● EXERCISE PROMPT
Please output the lines shown below exactly as they appear.

● Extracted records
+ + +

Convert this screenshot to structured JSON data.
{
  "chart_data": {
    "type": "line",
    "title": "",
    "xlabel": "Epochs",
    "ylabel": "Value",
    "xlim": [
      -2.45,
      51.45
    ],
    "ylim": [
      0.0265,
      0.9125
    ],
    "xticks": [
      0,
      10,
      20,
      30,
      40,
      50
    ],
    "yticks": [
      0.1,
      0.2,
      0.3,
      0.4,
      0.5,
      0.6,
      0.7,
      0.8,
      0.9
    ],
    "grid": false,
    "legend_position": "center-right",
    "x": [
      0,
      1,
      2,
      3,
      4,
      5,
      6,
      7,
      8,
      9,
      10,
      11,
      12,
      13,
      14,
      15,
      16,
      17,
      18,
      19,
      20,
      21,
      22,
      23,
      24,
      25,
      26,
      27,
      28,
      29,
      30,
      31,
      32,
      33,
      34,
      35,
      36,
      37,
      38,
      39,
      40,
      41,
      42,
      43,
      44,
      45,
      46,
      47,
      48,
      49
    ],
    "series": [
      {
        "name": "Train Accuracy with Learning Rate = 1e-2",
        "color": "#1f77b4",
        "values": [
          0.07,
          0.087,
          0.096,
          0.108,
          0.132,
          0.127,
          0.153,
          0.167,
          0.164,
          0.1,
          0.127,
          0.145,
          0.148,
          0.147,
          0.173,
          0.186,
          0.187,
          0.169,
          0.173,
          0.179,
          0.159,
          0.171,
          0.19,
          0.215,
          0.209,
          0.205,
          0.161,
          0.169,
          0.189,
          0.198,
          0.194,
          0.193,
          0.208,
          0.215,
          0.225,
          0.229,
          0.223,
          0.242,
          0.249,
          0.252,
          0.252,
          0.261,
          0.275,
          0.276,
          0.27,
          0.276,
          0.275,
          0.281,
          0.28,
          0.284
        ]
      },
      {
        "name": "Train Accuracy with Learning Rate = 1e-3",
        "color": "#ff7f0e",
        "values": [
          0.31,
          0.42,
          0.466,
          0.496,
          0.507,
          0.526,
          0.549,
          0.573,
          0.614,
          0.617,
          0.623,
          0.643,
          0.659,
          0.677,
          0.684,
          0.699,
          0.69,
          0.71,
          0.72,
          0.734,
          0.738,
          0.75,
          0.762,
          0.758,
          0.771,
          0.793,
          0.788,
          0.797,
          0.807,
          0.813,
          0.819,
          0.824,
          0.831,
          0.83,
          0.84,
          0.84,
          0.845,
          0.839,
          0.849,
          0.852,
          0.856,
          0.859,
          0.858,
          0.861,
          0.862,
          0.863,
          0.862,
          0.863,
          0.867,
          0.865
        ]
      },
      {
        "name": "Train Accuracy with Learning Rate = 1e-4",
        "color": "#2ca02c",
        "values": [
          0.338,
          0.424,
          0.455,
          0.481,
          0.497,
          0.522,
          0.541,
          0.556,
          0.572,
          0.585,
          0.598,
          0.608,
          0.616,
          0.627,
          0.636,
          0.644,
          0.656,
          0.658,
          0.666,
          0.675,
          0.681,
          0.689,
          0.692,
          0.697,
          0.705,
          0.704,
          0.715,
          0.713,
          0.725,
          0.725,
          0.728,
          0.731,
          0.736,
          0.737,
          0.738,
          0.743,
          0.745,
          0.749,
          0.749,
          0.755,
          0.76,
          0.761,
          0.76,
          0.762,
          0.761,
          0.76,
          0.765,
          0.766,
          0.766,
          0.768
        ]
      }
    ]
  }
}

+ + +

● RESULT OF THIS TASK
Convert this screenshot to structured JSON data.
{
  "chart_data": {
    "type": "line",
    "title": "",
    "xlabel": "Epochs",
    "ylabel": "Value",
    "xlim": [
      -2.45,
      51.45
    ],
    "ylim": [
      0.0265,
      0.9125
    ],
    "xticks": [
      0,
      10,
      20,
      30,
      40,
      50
    ],
    "yticks": [
      0.1,
      0.2,
      0.3,
      0.4,
      0.5,
      0.6,
      0.7,
      0.8,
      0.9
    ],
    "grid": false,
    "legend_position": "center-right",
    "x": [
      0,
      1,
      2,
      3,
      4,
      5,
      6,
      7,
      8,
      9,
      10,
      11,
      12,
      13,
      14,
      15,
      16,
      17,
      18,
      19,
      20,
      21,
      22,
      23,
      24,
      25,
      26,
      27,
      28,
      29,
      30,
      31,
      32,
      33,
      34,
      35,
      36,
      37,
      38,
      39,
      40,
      41,
      42,
      43,
      44,
      45,
      46,
      47,
      48,
      49
    ],
    "series": [
      {
        "name": "Train Accuracy with Learning Rate = 1e-2",
        "color": "#1f77b4",
        "values": [
          0.07,
          0.087,
          0.096,
          0.108,
          0.132,
          0.127,
          0.153,
          0.167,
          0.164,
          0.1,
          0.127,
          0.145,
          0.148,
          0.147,
          0.173,
          0.186,
          0.187,
          0.169,
          0.173,
          0.179,
          0.159,
          0.171,
          0.19,
          0.215,
          0.209,
          0.205,
          0.161,
          0.169,
          0.189,
          0.198,
          0.194,
          0.193,
          0.208,
          0.215,
          0.225,
          0.229,
          0.223,
          0.242,
          0.249,
          0.252,
          0.252,
          0.261,
          0.275,
          0.276,
          0.27,
          0.276,
          0.275,
          0.281,
          0.28,
          0.284
        ]
      },
      {
        "name": "Train Accuracy with Learning Rate = 1e-3",
        "color": "#ff7f0e",
        "values": [
          0.31,
          0.42,
          0.466,
          0.496,
          0.507,
          0.526,
          0.549,
          0.573,
          0.614,
          0.617,
          0.623,
          0.643,
          0.659,
          0.677,
          0.684,
          0.699,
          0.69,
          0.71,
          0.72,
          0.734,
          0.738,
          0.75,
          0.762,
          0.758,
          0.771,
          0.793,
          0.788,
          0.797,
          0.807,
          0.813,
          0.819,
          0.824,
          0.831,
          0.83,
          0.84,
          0.84,
          0.845,
          0.839,
          0.849,
          0.852,
          0.856,
          0.859,
          0.858,
          0.861,
          0.862,
          0.863,
          0.862,
          0.863,
          0.867,
          0.865
        ]
      },
      {
        "name": "Train Accuracy with Learning Rate = 1e-4",
        "color": "#2ca02c",
        "values": [
          0.338,
          0.424,
          0.455,
          0.481,
          0.497,
          0.522,
          0.541,
          0.556,
          0.572,
          0.585,
          0.598,
          0.608,
          0.616,
          0.627,
          0.636,
          0.644,
          0.656,
          0.658,
          0.666,
          0.675,
          0.681,
          0.689,
          0.692,
          0.697,
          0.705,
          0.704,
          0.715,
          0.713,
          0.725,
          0.725,
          0.728,
          0.731,
          0.736,
          0.737,
          0.738,
          0.743,
          0.745,
          0.749,
          0.749,
          0.755,
          0.76,
          0.761,
          0.76,
          0.762,
          0.761,
          0.76,
          0.765,
          0.766,
          0.766,
          0.768
        ]
      }
    ]
  }
}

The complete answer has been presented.